> _To be done_
Collect all lines below with the string "факультета".

[begin Records to process]

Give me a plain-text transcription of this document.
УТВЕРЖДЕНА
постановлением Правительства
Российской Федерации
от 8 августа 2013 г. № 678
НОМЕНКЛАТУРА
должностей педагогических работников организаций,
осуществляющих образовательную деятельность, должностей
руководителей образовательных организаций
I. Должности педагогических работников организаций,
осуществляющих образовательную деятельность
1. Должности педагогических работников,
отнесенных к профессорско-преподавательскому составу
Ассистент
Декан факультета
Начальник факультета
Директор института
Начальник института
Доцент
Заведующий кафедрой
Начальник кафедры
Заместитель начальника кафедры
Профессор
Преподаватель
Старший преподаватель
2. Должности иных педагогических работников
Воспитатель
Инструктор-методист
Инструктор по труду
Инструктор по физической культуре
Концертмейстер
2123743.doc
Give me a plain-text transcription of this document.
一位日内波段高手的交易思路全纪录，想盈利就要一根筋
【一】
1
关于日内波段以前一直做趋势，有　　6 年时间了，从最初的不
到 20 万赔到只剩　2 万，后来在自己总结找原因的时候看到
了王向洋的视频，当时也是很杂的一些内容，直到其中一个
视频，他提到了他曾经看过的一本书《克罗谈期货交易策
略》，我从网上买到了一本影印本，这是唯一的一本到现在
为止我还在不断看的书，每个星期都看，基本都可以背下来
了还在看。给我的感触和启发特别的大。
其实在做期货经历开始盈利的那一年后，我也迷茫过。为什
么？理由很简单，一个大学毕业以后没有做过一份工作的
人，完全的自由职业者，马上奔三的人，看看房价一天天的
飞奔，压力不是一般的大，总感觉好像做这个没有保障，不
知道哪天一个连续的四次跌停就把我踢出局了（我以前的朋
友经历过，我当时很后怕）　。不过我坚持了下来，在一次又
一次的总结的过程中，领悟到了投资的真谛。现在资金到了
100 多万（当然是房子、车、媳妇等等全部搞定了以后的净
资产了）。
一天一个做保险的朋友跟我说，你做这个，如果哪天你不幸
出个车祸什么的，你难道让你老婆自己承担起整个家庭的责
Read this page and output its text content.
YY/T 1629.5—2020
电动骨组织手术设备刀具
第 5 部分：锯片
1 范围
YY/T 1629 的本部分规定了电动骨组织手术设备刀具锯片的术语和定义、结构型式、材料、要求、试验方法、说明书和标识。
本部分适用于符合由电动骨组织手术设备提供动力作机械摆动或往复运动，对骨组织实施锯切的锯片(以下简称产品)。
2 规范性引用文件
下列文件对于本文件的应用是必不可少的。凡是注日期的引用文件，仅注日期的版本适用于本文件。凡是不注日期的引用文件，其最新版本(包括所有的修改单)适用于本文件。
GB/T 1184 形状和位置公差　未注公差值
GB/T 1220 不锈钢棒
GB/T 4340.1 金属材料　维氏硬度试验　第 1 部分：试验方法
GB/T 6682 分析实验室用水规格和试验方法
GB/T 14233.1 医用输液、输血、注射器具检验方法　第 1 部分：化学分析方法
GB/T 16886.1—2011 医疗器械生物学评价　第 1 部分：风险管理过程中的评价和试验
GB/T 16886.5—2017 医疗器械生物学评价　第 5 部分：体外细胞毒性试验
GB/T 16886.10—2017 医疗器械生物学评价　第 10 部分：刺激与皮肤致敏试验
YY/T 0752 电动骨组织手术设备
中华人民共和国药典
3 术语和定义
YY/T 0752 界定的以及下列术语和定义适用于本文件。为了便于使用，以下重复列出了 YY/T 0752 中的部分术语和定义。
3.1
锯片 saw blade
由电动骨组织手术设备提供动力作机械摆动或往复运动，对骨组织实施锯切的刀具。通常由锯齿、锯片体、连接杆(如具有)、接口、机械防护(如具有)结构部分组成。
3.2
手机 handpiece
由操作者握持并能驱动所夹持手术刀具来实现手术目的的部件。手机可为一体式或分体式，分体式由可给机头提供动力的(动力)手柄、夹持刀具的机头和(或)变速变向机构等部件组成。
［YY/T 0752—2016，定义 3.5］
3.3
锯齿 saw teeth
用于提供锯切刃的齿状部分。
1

[end Records to process]

> _Task output_
Декан факультета
Начальник факультета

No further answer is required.